Task requirements: Each entry below is to be given again word for word, with no pictures.

Data entries:
━━━━
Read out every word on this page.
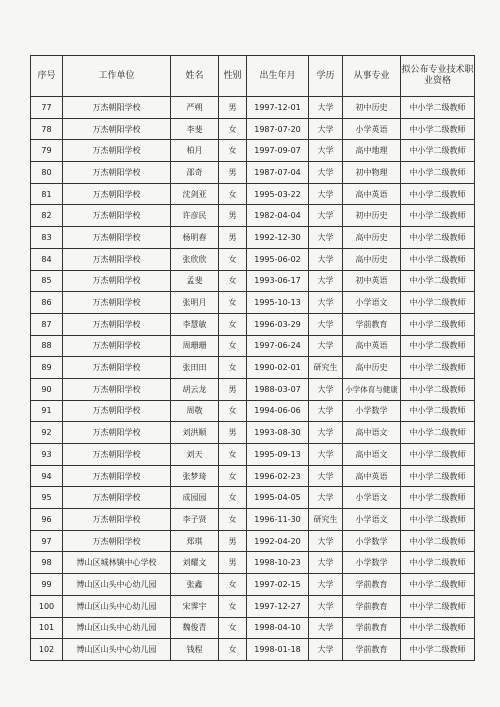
序号	工作单位	姓名	性别	出生年月	学历	从事专业	拟公布专业技术职业资格
77	万杰朝阳学校	严朔	男	1997-12-01	大学	初中历史	中小学二级教师
78	万杰朝阳学校	李斐	女	1987-07-20	大学	小学英语	中小学二级教师
79	万杰朝阳学校	柏月	女	1997-09-07	大学	高中地理	中小学二级教师
80	万杰朝阳学校	邵奇	男	1987-07-04	大学	初中物理	中小学二级教师
81	万杰朝阳学校	沈剑亚	女	1995-03-22	大学	高中英语	中小学二级教师
82	万杰朝阳学校	许彦民	男	1982-04-04	大学	初中历史	中小学二级教师
83	万杰朝阳学校	杨明春	男	1992-12-30	大学	高中历史	中小学二级教师
84	万杰朝阳学校	张欣欣	女	1995-06-02	大学	高中历史	中小学二级教师
85	万杰朝阳学校	孟斐	女	1993-06-17	大学	初中英语	中小学二级教师
86	万杰朝阳学校	张明月	女	1995-10-13	大学	小学语文	中小学二级教师
87	万杰朝阳学校	李慧敏	女	1996-03-29	大学	学前教育	中小学二级教师
88	万杰朝阳学校	周珊珊	女	1997-06-24	大学	高中英语	中小学二级教师
89	万杰朝阳学校	张田田	女	1990-02-01	研究生	高中历史	中小学二级教师
90	万杰朝阳学校	胡云龙	男	1988-03-07	大学	小学体育与健康	中小学二级教师
91	万杰朝阳学校	周敬	女	1994-06-06	大学	小学数学	中小学二级教师
92	万杰朝阳学校	刘洪顺	男	1993-08-30	大学	高中语文	中小学二级教师
93	万杰朝阳学校	刘天	女	1995-09-13	大学	高中语文	中小学二级教师
94	万杰朝阳学校	张梦琦	女	1996-02-23	大学	高中英语	中小学二级教师
95	万杰朝阳学校	成园园	女	1995-04-05	大学	小学语文	中小学二级教师
96	万杰朝阳学校	李子贤	女	1996-11-30	研究生	小学语文	中小学二级教师
97	万杰朝阳学校	郑琪	男	1992-04-20	大学	小学数学	中小学二级教师
98	博山区城林镇中心学校	刘耀文	男	1998-10-23	大学	小学数学	中小学二级教师
99	博山区山头中心幼儿园	张鑫	女	1997-02-15	大学	学前教育	中小学二级教师
100	博山区山头中心幼儿园	宋霁宇	女	1997-12-27	大学	学前教育	中小学二级教师
101	博山区山头中心幼儿园	魏俊青	女	1998-04-10	大学	学前教育	中小学二级教师
102	博山区山头中心幼儿园	钱程	女	1998-01-18	大学	学前教育	中小学二级教师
━━━━
Response to this exercise:
Read out every word on this page.
序号	工作单位	姓名	性别	出生年月	学历	从事专业	拟公布专业技术职业资格
77	万杰朝阳学校	严朔	男	1997-12-01	大学	初中历史	中小学二级教师
78	万杰朝阳学校	李斐	女	1987-07-20	大学	小学英语	中小学二级教师
79	万杰朝阳学校	柏月	女	1997-09-07	大学	高中地理	中小学二级教师
80	万杰朝阳学校	邵奇	男	1987-07-04	大学	初中物理	中小学二级教师
81	万杰朝阳学校	沈剑亚	女	1995-03-22	大学	高中英语	中小学二级教师
82	万杰朝阳学校	许彦民	男	1982-04-04	大学	初中历史	中小学二级教师
83	万杰朝阳学校	杨明春	男	1992-12-30	大学	高中历史	中小学二级教师
84	万杰朝阳学校	张欣欣	女	1995-06-02	大学	高中历史	中小学二级教师
85	万杰朝阳学校	孟斐	女	1993-06-17	大学	初中英语	中小学二级教师
86	万杰朝阳学校	张明月	女	1995-10-13	大学	小学语文	中小学二级教师
87	万杰朝阳学校	李慧敏	女	1996-03-29	大学	学前教育	中小学二级教师
88	万杰朝阳学校	周珊珊	女	1997-06-24	大学	高中英语	中小学二级教师
89	万杰朝阳学校	张田田	女	1990-02-01	研究生	高中历史	中小学二级教师
90	万杰朝阳学校	胡云龙	男	1988-03-07	大学	小学体育与健康	中小学二级教师
91	万杰朝阳学校	周敬	女	1994-06-06	大学	小学数学	中小学二级教师
92	万杰朝阳学校	刘洪顺	男	1993-08-30	大学	高中语文	中小学二级教师
93	万杰朝阳学校	刘天	女	1995-09-13	大学	高中语文	中小学二级教师
94	万杰朝阳学校	张梦琦	女	1996-02-23	大学	高中英语	中小学二级教师
95	万杰朝阳学校	成园园	女	1995-04-05	大学	小学语文	中小学二级教师
96	万杰朝阳学校	李子贤	女	1996-11-30	研究生	小学语文	中小学二级教师
97	万杰朝阳学校	郑琪	男	1992-04-20	大学	小学数学	中小学二级教师
98	博山区城林镇中心学校	刘耀文	男	1998-10-23	大学	小学数学	中小学二级教师
99	博山区山头中心幼儿园	张鑫	女	1997-02-15	大学	学前教育	中小学二级教师
100	博山区山头中心幼儿园	宋霁宇	女	1997-12-27	大学	学前教育	中小学二级教师
101	博山区山头中心幼儿园	魏俊青	女	1998-04-10	大学	学前教育	中小学二级教师
102	博山区山头中心幼儿园	钱程	女	1998-01-18	大学	学前教育	中小学二级教师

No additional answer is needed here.